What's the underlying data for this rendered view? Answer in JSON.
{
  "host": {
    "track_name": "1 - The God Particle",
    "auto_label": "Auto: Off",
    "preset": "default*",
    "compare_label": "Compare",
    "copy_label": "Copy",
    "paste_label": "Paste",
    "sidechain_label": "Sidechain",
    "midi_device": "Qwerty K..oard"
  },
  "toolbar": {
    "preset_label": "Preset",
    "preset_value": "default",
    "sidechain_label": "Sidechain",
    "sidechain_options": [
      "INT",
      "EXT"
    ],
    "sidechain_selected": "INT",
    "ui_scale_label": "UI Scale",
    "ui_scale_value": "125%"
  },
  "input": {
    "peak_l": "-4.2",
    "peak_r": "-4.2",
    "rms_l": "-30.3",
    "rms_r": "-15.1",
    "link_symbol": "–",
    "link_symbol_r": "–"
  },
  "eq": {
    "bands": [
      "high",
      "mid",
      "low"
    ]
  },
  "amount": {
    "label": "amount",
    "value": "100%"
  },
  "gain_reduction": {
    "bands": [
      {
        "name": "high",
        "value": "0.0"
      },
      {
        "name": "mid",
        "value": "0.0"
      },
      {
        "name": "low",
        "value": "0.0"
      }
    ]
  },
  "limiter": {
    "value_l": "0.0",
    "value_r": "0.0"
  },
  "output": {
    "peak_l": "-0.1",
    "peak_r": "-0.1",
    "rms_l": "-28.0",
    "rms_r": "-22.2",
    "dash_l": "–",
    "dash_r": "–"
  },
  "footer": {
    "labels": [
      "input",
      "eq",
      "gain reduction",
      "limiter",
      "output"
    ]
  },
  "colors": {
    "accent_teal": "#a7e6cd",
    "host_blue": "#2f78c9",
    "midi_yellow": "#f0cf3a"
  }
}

▸ Problem: Write out the records above again, keeping each one identical to the original.

▸ Solved problem:
What's the underlying data for this rendered view? Answer in JSON.
{
  "host": {
    "track_name": "1 - The God Particle",
    "auto_label": "Auto: Off",
    "preset": "default*",
    "compare_label": "Compare",
    "copy_label": "Copy",
    "paste_label": "Paste",
    "sidechain_label": "Sidechain",
    "midi_device": "Qwerty K..oard"
  },
  "toolbar": {
    "preset_label": "Preset",
    "preset_value": "default",
    "sidechain_label": "Sidechain",
    "sidechain_options": [
      "INT",
      "EXT"
    ],
    "sidechain_selected": "INT",
    "ui_scale_label": "UI Scale",
    "ui_scale_value": "125%"
  },
  "input": {
    "peak_l": "-4.2",
    "peak_r": "-4.2",
    "rms_l": "-30.3",
    "rms_r": "-15.1",
    "link_symbol": "–",
    "link_symbol_r": "–"
  },
  "eq": {
    "bands": [
      "high",
      "mid",
      "low"
    ]
  },
  "amount": {
    "label": "amount",
    "value": "100%"
  },
  "gain_reduction": {
    "bands": [
      {
        "name": "high",
        "value": "0.0"
      },
      {
        "name": "mid",
        "value": "0.0"
      },
      {
        "name": "low",
        "value": "0.0"
      }
    ]
  },
  "limiter": {
    "value_l": "0.0",
    "value_r": "0.0"
  },
  "output": {
    "peak_l": "-0.1",
    "peak_r": "-0.1",
    "rms_l": "-28.0",
    "rms_r": "-22.2",
    "dash_l": "–",
    "dash_r": "–"
  },
  "footer": {
    "labels": [
      "input",
      "eq",
      "gain reduction",
      "limiter",
      "output"
    ]
  },
  "colors": {
    "accent_teal": "#a7e6cd",
    "host_blue": "#2f78c9",
    "midi_yellow": "#f0cf3a"
  }
}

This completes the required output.